_EXERCISE GOAL_: From the entries below, copy every line holding the word "солью".

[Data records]
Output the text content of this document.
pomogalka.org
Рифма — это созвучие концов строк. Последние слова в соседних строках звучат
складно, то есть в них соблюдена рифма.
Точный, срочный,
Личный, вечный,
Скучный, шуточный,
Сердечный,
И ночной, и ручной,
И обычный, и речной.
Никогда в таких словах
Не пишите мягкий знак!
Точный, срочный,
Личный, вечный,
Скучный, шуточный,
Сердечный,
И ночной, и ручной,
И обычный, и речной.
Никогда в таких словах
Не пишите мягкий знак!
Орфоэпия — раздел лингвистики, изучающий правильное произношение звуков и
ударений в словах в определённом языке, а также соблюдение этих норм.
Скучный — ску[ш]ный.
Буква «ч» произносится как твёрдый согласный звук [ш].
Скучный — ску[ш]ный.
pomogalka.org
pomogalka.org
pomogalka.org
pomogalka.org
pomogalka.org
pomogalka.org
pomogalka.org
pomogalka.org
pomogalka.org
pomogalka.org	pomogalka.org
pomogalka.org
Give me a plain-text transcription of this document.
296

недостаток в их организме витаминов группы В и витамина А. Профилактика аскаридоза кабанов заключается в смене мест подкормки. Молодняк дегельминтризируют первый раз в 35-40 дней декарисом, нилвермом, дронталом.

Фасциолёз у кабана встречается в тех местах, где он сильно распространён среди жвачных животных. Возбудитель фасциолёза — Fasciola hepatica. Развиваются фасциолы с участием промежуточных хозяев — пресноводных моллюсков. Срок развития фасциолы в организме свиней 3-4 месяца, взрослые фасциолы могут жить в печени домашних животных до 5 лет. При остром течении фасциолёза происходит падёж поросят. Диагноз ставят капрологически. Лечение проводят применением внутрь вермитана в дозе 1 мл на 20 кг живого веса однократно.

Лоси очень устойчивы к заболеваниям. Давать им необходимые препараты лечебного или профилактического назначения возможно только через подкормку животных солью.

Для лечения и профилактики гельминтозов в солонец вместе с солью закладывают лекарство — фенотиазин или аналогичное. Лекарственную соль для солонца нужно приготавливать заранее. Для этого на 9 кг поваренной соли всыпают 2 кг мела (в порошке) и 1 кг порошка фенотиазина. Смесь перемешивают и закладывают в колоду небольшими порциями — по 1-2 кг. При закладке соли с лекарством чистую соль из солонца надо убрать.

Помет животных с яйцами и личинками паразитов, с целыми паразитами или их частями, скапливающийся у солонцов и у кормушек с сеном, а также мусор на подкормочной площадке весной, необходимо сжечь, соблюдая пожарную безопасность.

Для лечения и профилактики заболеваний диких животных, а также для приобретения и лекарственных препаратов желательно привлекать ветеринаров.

_EXERCISE RESULT_:
Лоси очень устойчивы к заболеваниям. Давать им необходимые препараты лечебного или профилактического назначения возможно только через подкормку животных солью.
Для лечения и профилактики гельминтозов в солонец вместе с солью закладывают лекарство — фенотиазин или аналогичное. Лекарственную соль для солонца нужно приготавливать заранее. Для этого на 9 кг поваренной соли всыпают 2 кг мела (в порошке) и 1 кг порошка фенотиазина. Смесь перемешивают и закладывают в колоду небольшими порциями — по 1-2 кг. При закладке соли с лекарством чистую соль из солонца надо убрать.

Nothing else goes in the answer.